Exercise requirements: Copy out all of the material exactly as presented.
# START OF Stored rows
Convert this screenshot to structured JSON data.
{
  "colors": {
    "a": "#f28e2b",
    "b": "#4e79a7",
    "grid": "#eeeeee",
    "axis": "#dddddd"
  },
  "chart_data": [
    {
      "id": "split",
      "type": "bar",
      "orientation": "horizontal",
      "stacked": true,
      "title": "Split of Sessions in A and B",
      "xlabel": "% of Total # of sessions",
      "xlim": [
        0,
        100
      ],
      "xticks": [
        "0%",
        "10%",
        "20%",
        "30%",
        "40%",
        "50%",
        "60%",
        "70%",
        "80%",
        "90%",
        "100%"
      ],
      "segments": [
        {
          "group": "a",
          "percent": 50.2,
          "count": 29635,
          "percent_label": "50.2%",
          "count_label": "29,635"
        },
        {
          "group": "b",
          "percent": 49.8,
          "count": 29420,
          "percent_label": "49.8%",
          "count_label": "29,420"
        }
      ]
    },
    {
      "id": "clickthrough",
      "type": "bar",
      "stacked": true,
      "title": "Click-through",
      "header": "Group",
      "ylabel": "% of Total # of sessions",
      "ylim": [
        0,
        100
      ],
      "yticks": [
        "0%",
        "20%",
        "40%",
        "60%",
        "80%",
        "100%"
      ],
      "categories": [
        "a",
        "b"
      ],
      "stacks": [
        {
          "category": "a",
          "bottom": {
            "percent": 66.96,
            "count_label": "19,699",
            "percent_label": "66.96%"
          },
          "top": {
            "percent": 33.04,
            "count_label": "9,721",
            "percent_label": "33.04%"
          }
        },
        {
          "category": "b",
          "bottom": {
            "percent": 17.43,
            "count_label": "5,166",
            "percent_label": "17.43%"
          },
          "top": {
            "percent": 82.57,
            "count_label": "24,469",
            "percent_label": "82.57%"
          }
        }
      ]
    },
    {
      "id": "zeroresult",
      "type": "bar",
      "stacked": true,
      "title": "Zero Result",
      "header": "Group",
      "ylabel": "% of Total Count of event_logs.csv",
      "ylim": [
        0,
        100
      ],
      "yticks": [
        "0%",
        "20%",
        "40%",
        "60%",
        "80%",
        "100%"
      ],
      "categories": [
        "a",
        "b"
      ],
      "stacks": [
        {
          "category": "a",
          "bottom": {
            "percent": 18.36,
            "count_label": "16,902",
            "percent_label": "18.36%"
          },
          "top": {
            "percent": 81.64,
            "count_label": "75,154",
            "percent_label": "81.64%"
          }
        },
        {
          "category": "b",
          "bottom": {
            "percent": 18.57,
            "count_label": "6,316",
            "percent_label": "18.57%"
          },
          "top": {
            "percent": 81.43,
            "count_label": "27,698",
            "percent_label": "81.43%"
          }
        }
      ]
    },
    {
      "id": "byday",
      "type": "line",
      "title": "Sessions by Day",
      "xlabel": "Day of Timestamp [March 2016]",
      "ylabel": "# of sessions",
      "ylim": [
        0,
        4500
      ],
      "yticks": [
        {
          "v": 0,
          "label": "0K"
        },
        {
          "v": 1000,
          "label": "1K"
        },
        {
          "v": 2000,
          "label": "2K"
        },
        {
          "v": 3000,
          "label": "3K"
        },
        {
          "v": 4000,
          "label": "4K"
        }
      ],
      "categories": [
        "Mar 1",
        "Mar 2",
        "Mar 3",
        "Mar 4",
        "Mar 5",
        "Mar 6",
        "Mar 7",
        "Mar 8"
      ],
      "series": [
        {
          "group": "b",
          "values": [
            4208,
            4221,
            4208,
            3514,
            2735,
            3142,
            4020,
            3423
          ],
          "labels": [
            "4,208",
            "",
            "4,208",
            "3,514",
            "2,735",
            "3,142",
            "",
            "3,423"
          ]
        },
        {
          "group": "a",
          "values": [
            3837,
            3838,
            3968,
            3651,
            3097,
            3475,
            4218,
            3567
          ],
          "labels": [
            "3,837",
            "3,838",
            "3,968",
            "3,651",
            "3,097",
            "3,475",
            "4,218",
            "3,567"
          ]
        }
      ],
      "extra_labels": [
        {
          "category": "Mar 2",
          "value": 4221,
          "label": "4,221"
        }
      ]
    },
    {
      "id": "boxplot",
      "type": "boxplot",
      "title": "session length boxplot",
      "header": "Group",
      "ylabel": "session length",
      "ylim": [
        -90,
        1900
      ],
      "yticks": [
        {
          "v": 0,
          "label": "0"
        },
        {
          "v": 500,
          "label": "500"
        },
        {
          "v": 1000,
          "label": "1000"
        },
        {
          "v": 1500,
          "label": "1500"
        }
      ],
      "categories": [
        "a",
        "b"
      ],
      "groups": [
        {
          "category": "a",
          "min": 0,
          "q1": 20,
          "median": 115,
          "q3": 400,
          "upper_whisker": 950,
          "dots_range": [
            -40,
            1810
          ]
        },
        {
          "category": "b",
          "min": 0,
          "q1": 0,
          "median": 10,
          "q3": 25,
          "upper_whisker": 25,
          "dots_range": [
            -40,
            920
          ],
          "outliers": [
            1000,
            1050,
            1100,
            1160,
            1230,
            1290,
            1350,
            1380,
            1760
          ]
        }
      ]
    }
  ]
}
# END OF Stored rows
Expected answer:
Convert this screenshot to structured JSON data.
{
  "colors": {
    "a": "#f28e2b",
    "b": "#4e79a7",
    "grid": "#eeeeee",
    "axis": "#dddddd"
  },
  "chart_data": [
    {
      "id": "split",
      "type": "bar",
      "orientation": "horizontal",
      "stacked": true,
      "title": "Split of Sessions in A and B",
      "xlabel": "% of Total # of sessions",
      "xlim": [
        0,
        100
      ],
      "xticks": [
        "0%",
        "10%",
        "20%",
        "30%",
        "40%",
        "50%",
        "60%",
        "70%",
        "80%",
        "90%",
        "100%"
      ],
      "segments": [
        {
          "group": "a",
          "percent": 50.2,
          "count": 29635,
          "percent_label": "50.2%",
          "count_label": "29,635"
        },
        {
          "group": "b",
          "percent": 49.8,
          "count": 29420,
          "percent_label": "49.8%",
          "count_label": "29,420"
        }
      ]
    },
    {
      "id": "clickthrough",
      "type": "bar",
      "stacked": true,
      "title": "Click-through",
      "header": "Group",
      "ylabel": "% of Total # of sessions",
      "ylim": [
        0,
        100
      ],
      "yticks": [
        "0%",
        "20%",
        "40%",
        "60%",
        "80%",
        "100%"
      ],
      "categories": [
        "a",
        "b"
      ],
      "stacks": [
        {
          "category": "a",
          "bottom": {
            "percent": 66.96,
            "count_label": "19,699",
            "percent_label": "66.96%"
          },
          "top": {
            "percent": 33.04,
            "count_label": "9,721",
            "percent_label": "33.04%"
          }
        },
        {
          "category": "b",
          "bottom": {
            "percent": 17.43,
            "count_label": "5,166",
            "percent_label": "17.43%"
          },
          "top": {
            "percent": 82.57,
            "count_label": "24,469",
            "percent_label": "82.57%"
          }
        }
      ]
    },
    {
      "id": "zeroresult",
      "type": "bar",
      "stacked": true,
      "title": "Zero Result",
      "header": "Group",
      "ylabel": "% of Total Count of event_logs.csv",
      "ylim": [
        0,
        100
      ],
      "yticks": [
        "0%",
        "20%",
        "40%",
        "60%",
        "80%",
        "100%"
      ],
      "categories": [
        "a",
        "b"
      ],
      "stacks": [
        {
          "category": "a",
          "bottom": {
            "percent": 18.36,
            "count_label": "16,902",
            "percent_label": "18.36%"
          },
          "top": {
            "percent": 81.64,
            "count_label": "75,154",
            "percent_label": "81.64%"
          }
        },
        {
          "category": "b",
          "bottom": {
            "percent": 18.57,
            "count_label": "6,316",
            "percent_label": "18.57%"
          },
          "top": {
            "percent": 81.43,
            "count_label": "27,698",
            "percent_label": "81.43%"
          }
        }
      ]
    },
    {
      "id": "byday",
      "type": "line",
      "title": "Sessions by Day",
      "xlabel": "Day of Timestamp [March 2016]",
      "ylabel": "# of sessions",
      "ylim": [
        0,
        4500
      ],
      "yticks": [
        {
          "v": 0,
          "label": "0K"
        },
        {
          "v": 1000,
          "label": "1K"
        },
        {
          "v": 2000,
          "label": "2K"
        },
        {
          "v": 3000,
          "label": "3K"
        },
        {
          "v": 4000,
          "label": "4K"
        }
      ],
      "categories": [
        "Mar 1",
        "Mar 2",
        "Mar 3",
        "Mar 4",
        "Mar 5",
        "Mar 6",
        "Mar 7",
        "Mar 8"
      ],
      "series": [
        {
          "group": "b",
          "values": [
            4208,
            4221,
            4208,
            3514,
            2735,
            3142,
            4020,
            3423
          ],
          "labels": [
            "4,208",
            "",
            "4,208",
            "3,514",
            "2,735",
            "3,142",
            "",
            "3,423"
          ]
        },
        {
          "group": "a",
          "values": [
            3837,
            3838,
            3968,
            3651,
            3097,
            3475,
            4218,
            3567
          ],
          "labels": [
            "3,837",
            "3,838",
            "3,968",
            "3,651",
            "3,097",
            "3,475",
            "4,218",
            "3,567"
          ]
        }
      ],
      "extra_labels": [
        {
          "category": "Mar 2",
          "value": 4221,
          "label": "4,221"
        }
      ]
    },
    {
      "id": "boxplot",
      "type": "boxplot",
      "title": "session length boxplot",
      "header": "Group",
      "ylabel": "session length",
      "ylim": [
        -90,
        1900
      ],
      "yticks": [
        {
          "v": 0,
          "label": "0"
        },
        {
          "v": 500,
          "label": "500"
        },
        {
          "v": 1000,
          "label": "1000"
        },
        {
          "v": 1500,
          "label": "1500"
        }
      ],
      "categories": [
        "a",
        "b"
      ],
      "groups": [
        {
          "category": "a",
          "min": 0,
          "q1": 20,
          "median": 115,
          "q3": 400,
          "upper_whisker": 950,
          "dots_range": [
            -40,
            1810
          ]
        },
        {
          "category": "b",
          "min": 0,
          "q1": 0,
          "median": 10,
          "q3": 25,
          "upper_whisker": 25,
          "dots_range": [
            -40,
            920
          ],
          "outliers": [
            1000,
            1050,
            1100,
            1160,
            1230,
            1290,
            1350,
            1380,
            1760
          ]
        }
      ]
    }
  ]
}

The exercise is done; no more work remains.